*Do this*
Print all entries word for word.

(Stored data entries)
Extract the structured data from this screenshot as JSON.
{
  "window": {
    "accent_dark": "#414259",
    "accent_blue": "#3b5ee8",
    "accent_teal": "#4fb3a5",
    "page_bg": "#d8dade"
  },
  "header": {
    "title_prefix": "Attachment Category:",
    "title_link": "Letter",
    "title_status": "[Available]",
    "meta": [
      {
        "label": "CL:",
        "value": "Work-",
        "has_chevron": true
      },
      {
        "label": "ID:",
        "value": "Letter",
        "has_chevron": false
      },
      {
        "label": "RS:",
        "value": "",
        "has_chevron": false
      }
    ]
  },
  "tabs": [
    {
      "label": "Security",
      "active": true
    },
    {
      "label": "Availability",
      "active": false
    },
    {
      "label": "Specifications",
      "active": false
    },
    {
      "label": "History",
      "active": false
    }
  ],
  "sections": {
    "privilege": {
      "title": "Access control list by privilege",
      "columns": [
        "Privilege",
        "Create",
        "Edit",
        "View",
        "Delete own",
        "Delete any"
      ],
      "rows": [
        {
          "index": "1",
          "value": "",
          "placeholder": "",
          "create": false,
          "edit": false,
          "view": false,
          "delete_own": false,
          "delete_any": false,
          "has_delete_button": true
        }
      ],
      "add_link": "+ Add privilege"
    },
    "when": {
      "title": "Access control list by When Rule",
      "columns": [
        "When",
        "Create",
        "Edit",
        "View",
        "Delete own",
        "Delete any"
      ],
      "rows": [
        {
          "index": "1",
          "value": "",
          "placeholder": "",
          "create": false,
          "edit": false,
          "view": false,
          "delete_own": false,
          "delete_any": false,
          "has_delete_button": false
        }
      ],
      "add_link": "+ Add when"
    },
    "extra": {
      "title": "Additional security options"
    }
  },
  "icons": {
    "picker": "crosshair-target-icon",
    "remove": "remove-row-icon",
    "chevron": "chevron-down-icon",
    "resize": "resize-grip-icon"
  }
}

*The result*
Extract the structured data from this screenshot as JSON.
{
  "window": {
    "accent_dark": "#414259",
    "accent_blue": "#3b5ee8",
    "accent_teal": "#4fb3a5",
    "page_bg": "#d8dade"
  },
  "header": {
    "title_prefix": "Attachment Category:",
    "title_link": "Letter",
    "title_status": "[Available]",
    "meta": [
      {
        "label": "CL:",
        "value": "Work-",
        "has_chevron": true
      },
      {
        "label": "ID:",
        "value": "Letter",
        "has_chevron": false
      },
      {
        "label": "RS:",
        "value": "",
        "has_chevron": false
      }
    ]
  },
  "tabs": [
    {
      "label": "Security",
      "active": true
    },
    {
      "label": "Availability",
      "active": false
    },
    {
      "label": "Specifications",
      "active": false
    },
    {
      "label": "History",
      "active": false
    }
  ],
  "sections": {
    "privilege": {
      "title": "Access control list by privilege",
      "columns": [
        "Privilege",
        "Create",
        "Edit",
        "View",
        "Delete own",
        "Delete any"
      ],
      "rows": [
        {
          "index": "1",
          "value": "",
          "placeholder": "",
          "create": false,
          "edit": false,
          "view": false,
          "delete_own": false,
          "delete_any": false,
          "has_delete_button": true
        }
      ],
      "add_link": "+ Add privilege"
    },
    "when": {
      "title": "Access control list by When Rule",
      "columns": [
        "When",
        "Create",
        "Edit",
        "View",
        "Delete own",
        "Delete any"
      ],
      "rows": [
        {
          "index": "1",
          "value": "",
          "placeholder": "",
          "create": false,
          "edit": false,
          "view": false,
          "delete_own": false,
          "delete_any": false,
          "has_delete_button": false
        }
      ],
      "add_link": "+ Add when"
    },
    "extra": {
      "title": "Additional security options"
    }
  },
  "icons": {
    "picker": "crosshair-target-icon",
    "remove": "remove-row-icon",
    "chevron": "chevron-down-icon",
    "resize": "resize-grip-icon"
  }
}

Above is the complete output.